WORK INSTRUCTIONS: Select every line below containing the word "ylabel".

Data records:
## start
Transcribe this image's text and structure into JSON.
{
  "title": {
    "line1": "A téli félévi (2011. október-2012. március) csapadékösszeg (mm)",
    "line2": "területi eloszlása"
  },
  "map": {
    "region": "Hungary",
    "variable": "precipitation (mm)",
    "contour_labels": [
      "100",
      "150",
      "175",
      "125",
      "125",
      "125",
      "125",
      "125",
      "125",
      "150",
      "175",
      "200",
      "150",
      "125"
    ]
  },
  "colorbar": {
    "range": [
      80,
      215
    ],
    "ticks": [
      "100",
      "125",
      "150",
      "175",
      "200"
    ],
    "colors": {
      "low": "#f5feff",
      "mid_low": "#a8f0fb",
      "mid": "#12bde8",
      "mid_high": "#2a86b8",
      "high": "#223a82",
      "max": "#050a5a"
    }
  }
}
## end
## start
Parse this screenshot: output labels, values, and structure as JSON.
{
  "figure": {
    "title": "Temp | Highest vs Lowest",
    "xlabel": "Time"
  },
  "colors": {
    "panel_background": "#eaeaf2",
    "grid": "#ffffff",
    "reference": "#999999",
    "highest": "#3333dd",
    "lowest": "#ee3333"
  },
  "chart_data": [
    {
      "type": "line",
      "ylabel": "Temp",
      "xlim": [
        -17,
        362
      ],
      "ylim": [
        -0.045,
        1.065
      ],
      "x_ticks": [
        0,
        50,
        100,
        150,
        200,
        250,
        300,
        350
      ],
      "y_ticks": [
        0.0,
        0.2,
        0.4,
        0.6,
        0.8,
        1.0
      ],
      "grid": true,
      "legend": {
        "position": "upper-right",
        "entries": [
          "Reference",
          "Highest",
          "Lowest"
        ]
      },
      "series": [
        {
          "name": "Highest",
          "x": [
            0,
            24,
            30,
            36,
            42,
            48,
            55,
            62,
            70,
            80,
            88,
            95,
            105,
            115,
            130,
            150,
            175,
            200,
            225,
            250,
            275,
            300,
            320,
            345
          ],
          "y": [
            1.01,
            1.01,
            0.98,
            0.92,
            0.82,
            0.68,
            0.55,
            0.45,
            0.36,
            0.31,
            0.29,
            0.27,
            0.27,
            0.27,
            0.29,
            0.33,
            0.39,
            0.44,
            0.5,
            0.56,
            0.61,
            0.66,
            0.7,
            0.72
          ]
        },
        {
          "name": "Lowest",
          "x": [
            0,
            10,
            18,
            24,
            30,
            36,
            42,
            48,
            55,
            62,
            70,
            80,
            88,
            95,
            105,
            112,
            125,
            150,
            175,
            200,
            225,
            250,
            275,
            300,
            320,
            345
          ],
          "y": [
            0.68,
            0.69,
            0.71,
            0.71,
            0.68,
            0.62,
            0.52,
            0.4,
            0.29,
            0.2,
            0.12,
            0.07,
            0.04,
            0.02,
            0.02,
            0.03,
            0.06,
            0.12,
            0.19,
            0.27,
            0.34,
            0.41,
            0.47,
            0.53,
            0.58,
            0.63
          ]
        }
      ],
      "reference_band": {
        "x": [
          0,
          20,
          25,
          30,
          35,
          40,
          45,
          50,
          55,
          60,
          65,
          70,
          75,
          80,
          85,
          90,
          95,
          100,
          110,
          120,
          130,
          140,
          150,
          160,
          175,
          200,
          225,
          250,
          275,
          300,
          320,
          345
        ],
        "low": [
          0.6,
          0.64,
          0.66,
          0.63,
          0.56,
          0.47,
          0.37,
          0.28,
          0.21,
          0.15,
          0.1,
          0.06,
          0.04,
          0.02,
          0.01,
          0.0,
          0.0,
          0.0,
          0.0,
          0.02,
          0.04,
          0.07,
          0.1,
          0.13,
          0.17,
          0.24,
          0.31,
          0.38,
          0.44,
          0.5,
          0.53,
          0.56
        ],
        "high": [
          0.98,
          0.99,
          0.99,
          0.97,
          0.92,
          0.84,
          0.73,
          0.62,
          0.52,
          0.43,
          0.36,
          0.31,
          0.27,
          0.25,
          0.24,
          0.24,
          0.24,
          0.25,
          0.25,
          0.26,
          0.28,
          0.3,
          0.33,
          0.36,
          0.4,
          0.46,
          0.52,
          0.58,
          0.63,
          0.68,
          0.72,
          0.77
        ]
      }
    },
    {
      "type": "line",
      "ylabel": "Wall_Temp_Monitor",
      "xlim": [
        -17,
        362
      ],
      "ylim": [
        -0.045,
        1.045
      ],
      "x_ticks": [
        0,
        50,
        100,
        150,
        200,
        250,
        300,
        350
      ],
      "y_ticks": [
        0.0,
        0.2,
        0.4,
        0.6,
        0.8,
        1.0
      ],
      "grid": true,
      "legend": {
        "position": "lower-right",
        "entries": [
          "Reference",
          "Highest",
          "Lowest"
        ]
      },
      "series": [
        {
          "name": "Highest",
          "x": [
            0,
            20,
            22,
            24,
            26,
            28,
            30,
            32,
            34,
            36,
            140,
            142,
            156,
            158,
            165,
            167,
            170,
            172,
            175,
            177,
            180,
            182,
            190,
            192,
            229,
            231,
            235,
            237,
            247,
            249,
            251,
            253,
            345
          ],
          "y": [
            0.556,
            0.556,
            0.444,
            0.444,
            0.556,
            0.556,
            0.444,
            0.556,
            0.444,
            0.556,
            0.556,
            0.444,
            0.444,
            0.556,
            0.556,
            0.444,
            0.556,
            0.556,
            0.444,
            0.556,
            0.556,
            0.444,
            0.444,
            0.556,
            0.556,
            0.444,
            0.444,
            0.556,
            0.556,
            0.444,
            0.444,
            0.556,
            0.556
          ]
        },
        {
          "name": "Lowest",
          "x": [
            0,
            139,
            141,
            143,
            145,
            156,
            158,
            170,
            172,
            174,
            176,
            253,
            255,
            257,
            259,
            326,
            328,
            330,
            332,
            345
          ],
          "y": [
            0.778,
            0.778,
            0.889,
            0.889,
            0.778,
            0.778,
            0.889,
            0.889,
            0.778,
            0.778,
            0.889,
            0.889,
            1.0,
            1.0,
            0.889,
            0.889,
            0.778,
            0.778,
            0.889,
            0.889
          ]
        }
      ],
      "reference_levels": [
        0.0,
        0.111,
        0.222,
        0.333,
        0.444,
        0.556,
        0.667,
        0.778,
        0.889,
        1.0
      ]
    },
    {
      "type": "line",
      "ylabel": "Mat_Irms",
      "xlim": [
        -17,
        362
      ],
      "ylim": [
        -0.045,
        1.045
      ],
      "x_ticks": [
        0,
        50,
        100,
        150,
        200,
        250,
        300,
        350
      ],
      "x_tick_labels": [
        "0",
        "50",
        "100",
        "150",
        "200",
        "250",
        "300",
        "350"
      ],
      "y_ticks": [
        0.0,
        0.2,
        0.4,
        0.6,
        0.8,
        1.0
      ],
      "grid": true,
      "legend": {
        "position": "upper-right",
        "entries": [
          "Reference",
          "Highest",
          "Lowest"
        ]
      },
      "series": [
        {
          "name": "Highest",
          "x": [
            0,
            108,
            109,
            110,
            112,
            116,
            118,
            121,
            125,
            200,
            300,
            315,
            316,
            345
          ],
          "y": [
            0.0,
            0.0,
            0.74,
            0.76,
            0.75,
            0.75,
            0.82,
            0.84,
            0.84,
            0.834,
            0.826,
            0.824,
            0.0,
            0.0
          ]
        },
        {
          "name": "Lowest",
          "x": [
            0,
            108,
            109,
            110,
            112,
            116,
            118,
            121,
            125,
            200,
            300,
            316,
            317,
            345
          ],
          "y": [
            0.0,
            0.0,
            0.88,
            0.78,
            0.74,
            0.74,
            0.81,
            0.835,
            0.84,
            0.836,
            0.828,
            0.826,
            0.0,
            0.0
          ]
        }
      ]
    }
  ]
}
## end
## start
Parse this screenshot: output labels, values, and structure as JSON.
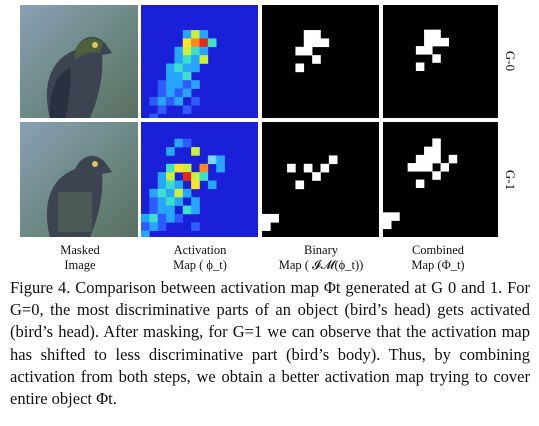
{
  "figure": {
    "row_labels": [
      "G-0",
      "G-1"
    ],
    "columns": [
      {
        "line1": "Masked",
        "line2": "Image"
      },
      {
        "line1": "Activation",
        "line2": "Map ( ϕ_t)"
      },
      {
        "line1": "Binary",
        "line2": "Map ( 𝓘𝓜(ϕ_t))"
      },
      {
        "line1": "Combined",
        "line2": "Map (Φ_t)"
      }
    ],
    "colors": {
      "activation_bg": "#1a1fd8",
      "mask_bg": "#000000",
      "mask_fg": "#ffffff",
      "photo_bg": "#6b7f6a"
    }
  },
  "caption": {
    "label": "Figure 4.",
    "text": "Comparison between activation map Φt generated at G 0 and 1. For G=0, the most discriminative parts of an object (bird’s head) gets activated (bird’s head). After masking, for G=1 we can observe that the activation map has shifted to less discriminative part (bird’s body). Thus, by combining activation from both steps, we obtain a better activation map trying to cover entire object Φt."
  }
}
## end
EXPECTED ANSWER:
      "ylabel": "Temp",
      "ylabel": "Wall_Temp_Monitor",
      "ylabel": "Mat_Irms",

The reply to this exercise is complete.